[Figure record extracts]
▬▬▬
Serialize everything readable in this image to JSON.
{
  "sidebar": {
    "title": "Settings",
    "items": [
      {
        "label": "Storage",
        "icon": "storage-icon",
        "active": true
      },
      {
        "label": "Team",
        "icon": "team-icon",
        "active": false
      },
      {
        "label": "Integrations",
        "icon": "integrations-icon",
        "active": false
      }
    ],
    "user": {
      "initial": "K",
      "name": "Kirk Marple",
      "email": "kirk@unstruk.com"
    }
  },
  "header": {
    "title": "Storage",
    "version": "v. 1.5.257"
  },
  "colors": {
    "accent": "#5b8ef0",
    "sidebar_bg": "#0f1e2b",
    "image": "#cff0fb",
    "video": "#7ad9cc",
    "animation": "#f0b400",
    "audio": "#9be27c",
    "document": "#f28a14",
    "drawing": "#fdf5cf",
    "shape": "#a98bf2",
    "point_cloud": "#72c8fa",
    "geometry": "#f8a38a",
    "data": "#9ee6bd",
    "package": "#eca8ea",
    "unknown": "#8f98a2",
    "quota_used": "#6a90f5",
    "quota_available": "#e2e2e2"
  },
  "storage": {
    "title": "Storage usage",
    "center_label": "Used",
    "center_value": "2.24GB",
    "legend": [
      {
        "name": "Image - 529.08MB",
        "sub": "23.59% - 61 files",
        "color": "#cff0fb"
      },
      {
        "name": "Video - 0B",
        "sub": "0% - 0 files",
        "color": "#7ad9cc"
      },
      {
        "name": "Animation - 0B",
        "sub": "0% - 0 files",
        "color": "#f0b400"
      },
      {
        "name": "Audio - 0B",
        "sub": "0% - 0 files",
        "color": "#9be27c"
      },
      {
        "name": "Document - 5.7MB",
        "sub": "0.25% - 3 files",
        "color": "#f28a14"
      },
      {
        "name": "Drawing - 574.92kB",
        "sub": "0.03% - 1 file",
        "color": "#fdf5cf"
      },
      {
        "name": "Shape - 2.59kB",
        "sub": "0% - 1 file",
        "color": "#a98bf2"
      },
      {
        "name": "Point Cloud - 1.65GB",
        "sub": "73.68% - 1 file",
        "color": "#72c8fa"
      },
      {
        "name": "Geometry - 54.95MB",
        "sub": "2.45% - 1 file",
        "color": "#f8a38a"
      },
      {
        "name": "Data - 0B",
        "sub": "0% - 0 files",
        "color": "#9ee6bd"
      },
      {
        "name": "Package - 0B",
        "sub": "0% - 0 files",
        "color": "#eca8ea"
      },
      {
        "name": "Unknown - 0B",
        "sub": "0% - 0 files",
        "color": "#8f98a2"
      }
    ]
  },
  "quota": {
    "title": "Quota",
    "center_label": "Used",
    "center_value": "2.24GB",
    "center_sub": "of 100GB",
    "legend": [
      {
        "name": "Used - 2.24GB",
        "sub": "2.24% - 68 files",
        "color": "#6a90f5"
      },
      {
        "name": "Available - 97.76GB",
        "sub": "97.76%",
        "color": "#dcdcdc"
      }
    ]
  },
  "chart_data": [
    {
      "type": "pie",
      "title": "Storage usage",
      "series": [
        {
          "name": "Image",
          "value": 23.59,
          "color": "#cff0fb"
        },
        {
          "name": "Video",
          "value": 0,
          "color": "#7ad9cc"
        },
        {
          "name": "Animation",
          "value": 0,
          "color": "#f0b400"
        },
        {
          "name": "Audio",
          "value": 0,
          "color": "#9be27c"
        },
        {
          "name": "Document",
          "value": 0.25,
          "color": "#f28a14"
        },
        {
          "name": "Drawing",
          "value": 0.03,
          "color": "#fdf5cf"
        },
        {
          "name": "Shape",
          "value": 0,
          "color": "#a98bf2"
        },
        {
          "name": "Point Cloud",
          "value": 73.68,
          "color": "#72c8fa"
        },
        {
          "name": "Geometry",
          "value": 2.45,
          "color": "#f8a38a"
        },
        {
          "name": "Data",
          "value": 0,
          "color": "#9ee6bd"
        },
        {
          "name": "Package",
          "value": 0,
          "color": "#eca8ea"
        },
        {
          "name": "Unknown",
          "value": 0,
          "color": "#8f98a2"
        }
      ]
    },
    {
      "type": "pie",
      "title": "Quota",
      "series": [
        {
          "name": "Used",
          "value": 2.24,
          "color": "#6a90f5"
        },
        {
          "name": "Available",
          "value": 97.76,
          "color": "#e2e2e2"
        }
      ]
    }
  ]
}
▬▬▬
> **WHAT THE TASK ASKS**:
All of the records must be repeated exactly.

> **SOLUTION FOR THIS TASK**:
Serialize everything readable in this image to JSON.
{
  "sidebar": {
    "title": "Settings",
    "items": [
      {
        "label": "Storage",
        "icon": "storage-icon",
        "active": true
      },
      {
        "label": "Team",
        "icon": "team-icon",
        "active": false
      },
      {
        "label": "Integrations",
        "icon": "integrations-icon",
        "active": false
      }
    ],
    "user": {
      "initial": "K",
      "name": "Kirk Marple",
      "email": "kirk@unstruk.com"
    }
  },
  "header": {
    "title": "Storage",
    "version": "v. 1.5.257"
  },
  "colors": {
    "accent": "#5b8ef0",
    "sidebar_bg": "#0f1e2b",
    "image": "#cff0fb",
    "video": "#7ad9cc",
    "animation": "#f0b400",
    "audio": "#9be27c",
    "document": "#f28a14",
    "drawing": "#fdf5cf",
    "shape": "#a98bf2",
    "point_cloud": "#72c8fa",
    "geometry": "#f8a38a",
    "data": "#9ee6bd",
    "package": "#eca8ea",
    "unknown": "#8f98a2",
    "quota_used": "#6a90f5",
    "quota_available": "#e2e2e2"
  },
  "storage": {
    "title": "Storage usage",
    "center_label": "Used",
    "center_value": "2.24GB",
    "legend": [
      {
        "name": "Image - 529.08MB",
        "sub": "23.59% - 61 files",
        "color": "#cff0fb"
      },
      {
        "name": "Video - 0B",
        "sub": "0% - 0 files",
        "color": "#7ad9cc"
      },
      {
        "name": "Animation - 0B",
        "sub": "0% - 0 files",
        "color": "#f0b400"
      },
      {
        "name": "Audio - 0B",
        "sub": "0% - 0 files",
        "color": "#9be27c"
      },
      {
        "name": "Document - 5.7MB",
        "sub": "0.25% - 3 files",
        "color": "#f28a14"
      },
      {
        "name": "Drawing - 574.92kB",
        "sub": "0.03% - 1 file",
        "color": "#fdf5cf"
      },
      {
        "name": "Shape - 2.59kB",
        "sub": "0% - 1 file",
        "color": "#a98bf2"
      },
      {
        "name": "Point Cloud - 1.65GB",
        "sub": "73.68% - 1 file",
        "color": "#72c8fa"
      },
      {
        "name": "Geometry - 54.95MB",
        "sub": "2.45% - 1 file",
        "color": "#f8a38a"
      },
      {
        "name": "Data - 0B",
        "sub": "0% - 0 files",
        "color": "#9ee6bd"
      },
      {
        "name": "Package - 0B",
        "sub": "0% - 0 files",
        "color": "#eca8ea"
      },
      {
        "name": "Unknown - 0B",
        "sub": "0% - 0 files",
        "color": "#8f98a2"
      }
    ]
  },
  "quota": {
    "title": "Quota",
    "center_label": "Used",
    "center_value": "2.24GB",
    "center_sub": "of 100GB",
    "legend": [
      {
        "name": "Used - 2.24GB",
        "sub": "2.24% - 68 files",
        "color": "#6a90f5"
      },
      {
        "name": "Available - 97.76GB",
        "sub": "97.76%",
        "color": "#dcdcdc"
      }
    ]
  },
  "chart_data": [
    {
      "type": "pie",
      "title": "Storage usage",
      "series": [
        {
          "name": "Image",
          "value": 23.59,
          "color": "#cff0fb"
        },
        {
          "name": "Video",
          "value": 0,
          "color": "#7ad9cc"
        },
        {
          "name": "Animation",
          "value": 0,
          "color": "#f0b400"
        },
        {
          "name": "Audio",
          "value": 0,
          "color": "#9be27c"
        },
        {
          "name": "Document",
          "value": 0.25,
          "color": "#f28a14"
        },
        {
          "name": "Drawing",
          "value": 0.03,
          "color": "#fdf5cf"
        },
        {
          "name": "Shape",
          "value": 0,
          "color": "#a98bf2"
        },
        {
          "name": "Point Cloud",
          "value": 73.68,
          "color": "#72c8fa"
        },
        {
          "name": "Geometry",
          "value": 2.45,
          "color": "#f8a38a"
        },
        {
          "name": "Data",
          "value": 0,
          "color": "#9ee6bd"
        },
        {
          "name": "Package",
          "value": 0,
          "color": "#eca8ea"
        },
        {
          "name": "Unknown",
          "value": 0,
          "color": "#8f98a2"
        }
      ]
    },
    {
      "type": "pie",
      "title": "Quota",
      "series": [
        {
          "name": "Used",
          "value": 2.24,
          "color": "#6a90f5"
        },
        {
          "name": "Available",
          "value": 97.76,
          "color": "#e2e2e2"
        }
      ]
    }
  ]
}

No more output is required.